__AIM OF THE EXERCISE__. Send back all the data below, exactly as given.

__EXTRACTED RECORDS__.
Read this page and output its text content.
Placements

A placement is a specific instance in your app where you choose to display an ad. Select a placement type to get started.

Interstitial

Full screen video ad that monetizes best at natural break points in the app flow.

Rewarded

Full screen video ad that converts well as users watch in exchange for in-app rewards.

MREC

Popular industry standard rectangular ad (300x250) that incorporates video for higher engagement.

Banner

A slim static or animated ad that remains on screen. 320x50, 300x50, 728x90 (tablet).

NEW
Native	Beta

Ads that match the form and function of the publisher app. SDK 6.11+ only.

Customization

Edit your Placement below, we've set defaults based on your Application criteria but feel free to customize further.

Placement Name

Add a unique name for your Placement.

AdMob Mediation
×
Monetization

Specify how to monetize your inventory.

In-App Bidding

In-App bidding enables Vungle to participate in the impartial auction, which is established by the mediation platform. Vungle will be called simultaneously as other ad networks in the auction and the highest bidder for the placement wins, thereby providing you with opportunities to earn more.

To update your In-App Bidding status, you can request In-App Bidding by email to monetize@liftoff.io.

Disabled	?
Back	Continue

__TASK SOLUTION__.
Read this page and output its text content.
Placements

A placement is a specific instance in your app where you choose to display an ad. Select a placement type to get started.

Interstitial

Full screen video ad that monetizes best at natural break points in the app flow.

Rewarded

Full screen video ad that converts well as users watch in exchange for in-app rewards.

MREC

Popular industry standard rectangular ad (300x250) that incorporates video for higher engagement.

Banner

A slim static or animated ad that remains on screen. 320x50, 300x50, 728x90 (tablet).

NEW
Native	Beta

Ads that match the form and function of the publisher app. SDK 6.11+ only.

Customization

Edit your Placement below, we've set defaults based on your Application criteria but feel free to customize further.

Placement Name

Add a unique name for your Placement.

AdMob Mediation
×
Monetization

Specify how to monetize your inventory.

In-App Bidding

In-App bidding enables Vungle to participate in the impartial auction, which is established by the mediation platform. Vungle will be called simultaneously as other ad networks in the auction and the highest bidder for the placement wins, thereby providing you with opportunities to earn more.

To update your In-App Bidding status, you can request In-App Bidding by email to monetize@liftoff.io.

Disabled	?
Back	Continue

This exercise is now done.